> [Yapılacak İşler]:
1 > Çevresel ayak izi konulu metne göre hasarın başlıca kısmı hangi aşamada oluşuyor?
2 > Çevresel ayak izi konulu metni son cümlesinden sonra sürdürün.

> [Gösterilen Metin]:

30 Ekim 2022 Pazar

Çevresel Ayak İzi

Yeryüzünün sınırları ve bu sınırların belki de en önemlisi olan iklimi ve neden bu sınırların içinde kalmamız gerektiğini artık anladık sanıyorum. Eğer bu sınırların içinde kalacak olursak doğa bizim aptallıklarımızı affedebiliyor ama bu sınırların ötesine geçecek olursak doğanın affediciliği gittikçe azalıyor ve hatalarımızın bedelini hızla ödemeye başlıyoruz.

Burada hassas bireyin sorması gereken en önemli soru “ben yarattığım hasarı nasıl bileceğim?” olmalıdır. Bunun da ötesinde hasarın başlıca kısmı bireylerin tüketimi sırasında değil tüketilen ürünlerin üretimi sırasında oluşuyor. Biz taşıt kullanırken yaktığımız benzinin az ya da çok farkına varabiliyoruz, oysa bindiğimiz aracın üretimi sırasında doğanın sınırlarına ne derece zarar verdiğimiz konusunda bilgimiz neredeyse hiç yok. Sadece bu etkinin oldukça fazla olduğunu biliyoruz ama elimizde kıyaslamak için bir cetvel olmadığı zaman bilgimiz ve buna bağlı olarak harekete geçme isteğimiz de kısıtlanıyor.

> [Çıkarılan Veriler]:
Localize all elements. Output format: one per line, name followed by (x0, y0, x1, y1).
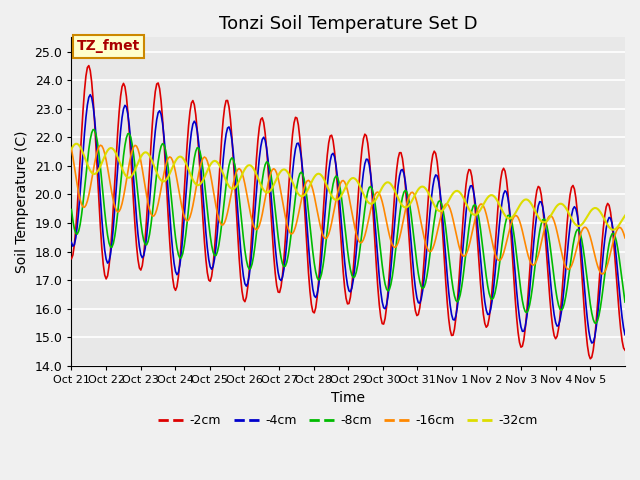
Legend: -2cm, -4cm, -8cm, -16cm, -32cm: -2cm, -4cm, -8cm, -16cm, -32cm (154, 409, 543, 432)
Y-axis label: Soil Temperature (C): Soil Temperature (C) (15, 131, 29, 273)
Text: TZ_fmet: TZ_fmet (77, 39, 140, 53)
Title: Tonzi Soil Temperature Set D: Tonzi Soil Temperature Set D (219, 15, 477, 33)
X-axis label: Time: Time (332, 391, 365, 405)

> [Görev Sonuçları]:
1 > Hasarın başlıca kısmı bireylerin tüketimi sırasında değil, tüketilen ürünlerin üretimi sırasında oluşuyor.

2 >
Bu açıdan bakıldığında tükettiğimiz her türlü mal ve hizmetin doğaya verdiği zararı ölçmek bu konuda atmamız gereken adımların başında geliyor. İlk adım olmanın ötesinde bu aslında en önemli adımlardan biri. Biz bu konuda tam ve yeterli bilgiye sahip olmadığımız zaman aldanmamız da kolaylaşıyor. Aldanmanın da iki farklı sebebi var. Çoğunlukla birileri bizi aldatmak istiyor ama bazı zaman da aldanmak bizim işimize geliyor çünkü aldandığımız zaman sıklıkla hayatımız daha kolaylaşıyor.

Sorun iş dünyasının karşısına geldiği zaman kafaları çevirmek o denli kolay olmayabiliyor çünkü özellikle reklam söylemlerinde kullanılan sözlerin kanıtlanabilir olması gerekli. Ayrıca biz istesek de istemesek de bizden mal alan kişi ve firmalar gittikçe artan bir sıklıkla biz ürettiğimiz ürünlerin çevresel ayak izini sormaya başlıyorlar. Bunun sonucu olarak da artık çevresel ayak izi ve bu izin belirlenmesi neredeyse bir zaruriyet halini alıyor.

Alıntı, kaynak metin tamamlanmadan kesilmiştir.